------ Exercise material
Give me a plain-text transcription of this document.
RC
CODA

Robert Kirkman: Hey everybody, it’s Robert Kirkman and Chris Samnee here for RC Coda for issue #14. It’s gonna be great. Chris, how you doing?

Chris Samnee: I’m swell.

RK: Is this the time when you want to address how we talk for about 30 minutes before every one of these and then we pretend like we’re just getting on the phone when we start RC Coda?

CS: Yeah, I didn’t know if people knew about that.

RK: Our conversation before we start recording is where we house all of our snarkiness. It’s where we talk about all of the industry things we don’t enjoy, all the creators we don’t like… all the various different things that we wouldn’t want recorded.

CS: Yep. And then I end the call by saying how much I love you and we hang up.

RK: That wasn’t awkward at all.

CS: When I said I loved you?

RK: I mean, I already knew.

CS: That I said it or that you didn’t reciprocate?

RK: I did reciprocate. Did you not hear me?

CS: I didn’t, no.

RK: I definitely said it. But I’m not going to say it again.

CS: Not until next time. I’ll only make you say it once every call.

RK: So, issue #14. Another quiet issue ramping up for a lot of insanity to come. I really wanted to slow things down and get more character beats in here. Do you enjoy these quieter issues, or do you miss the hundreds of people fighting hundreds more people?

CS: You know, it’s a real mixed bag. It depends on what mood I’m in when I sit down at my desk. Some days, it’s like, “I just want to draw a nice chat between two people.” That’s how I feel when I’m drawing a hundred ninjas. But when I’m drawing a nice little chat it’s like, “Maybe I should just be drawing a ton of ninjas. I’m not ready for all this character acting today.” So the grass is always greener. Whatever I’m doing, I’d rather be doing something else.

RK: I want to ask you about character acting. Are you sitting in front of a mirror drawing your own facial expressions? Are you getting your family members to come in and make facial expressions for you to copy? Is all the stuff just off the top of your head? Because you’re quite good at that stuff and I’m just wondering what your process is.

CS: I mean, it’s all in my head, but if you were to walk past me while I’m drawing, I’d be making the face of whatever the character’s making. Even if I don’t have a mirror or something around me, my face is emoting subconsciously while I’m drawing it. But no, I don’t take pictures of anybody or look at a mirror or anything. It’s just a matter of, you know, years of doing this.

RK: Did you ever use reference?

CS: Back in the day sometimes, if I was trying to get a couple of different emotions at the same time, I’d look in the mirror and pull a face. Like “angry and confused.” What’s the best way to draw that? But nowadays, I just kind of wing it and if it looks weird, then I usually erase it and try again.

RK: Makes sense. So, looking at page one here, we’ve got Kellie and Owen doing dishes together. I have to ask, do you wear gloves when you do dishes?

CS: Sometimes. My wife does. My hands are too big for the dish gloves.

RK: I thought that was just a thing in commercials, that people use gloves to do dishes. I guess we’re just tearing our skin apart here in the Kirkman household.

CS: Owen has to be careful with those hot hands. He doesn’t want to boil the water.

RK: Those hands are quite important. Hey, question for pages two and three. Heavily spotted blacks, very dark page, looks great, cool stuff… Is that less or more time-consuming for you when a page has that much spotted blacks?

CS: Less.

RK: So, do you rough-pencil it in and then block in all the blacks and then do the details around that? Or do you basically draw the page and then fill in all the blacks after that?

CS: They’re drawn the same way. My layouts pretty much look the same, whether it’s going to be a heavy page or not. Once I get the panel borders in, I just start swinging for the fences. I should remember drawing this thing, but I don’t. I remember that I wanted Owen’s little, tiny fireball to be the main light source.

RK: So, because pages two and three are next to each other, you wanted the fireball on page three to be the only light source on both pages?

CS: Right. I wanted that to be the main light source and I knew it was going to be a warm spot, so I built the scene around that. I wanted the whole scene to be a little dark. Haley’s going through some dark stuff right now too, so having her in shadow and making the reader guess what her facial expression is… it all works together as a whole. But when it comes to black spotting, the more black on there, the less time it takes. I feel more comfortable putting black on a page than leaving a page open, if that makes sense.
------------
__Work to complete__
Locate the word "guess" in the data above. Copy every line carrying it.

__Solved exercise__
RK: I thought that was just a thing in commercials, that people use gloves to do dishes. I guess we’re just tearing our skin apart here in the Kirkman household.
CS: Right. I wanted that to be the main light source and I knew it was going to be a warm spot, so I built the scene around that. I wanted the whole scene to be a little dark. Haley’s going through some dark stuff right now too, so having her in shadow and making the reader guess what her facial expression is… it all works together as a whole. But when it comes to black spotting, the more black on there, the less time it takes. I feel more comfortable putting black on a page than leaving a page open, if that makes sense.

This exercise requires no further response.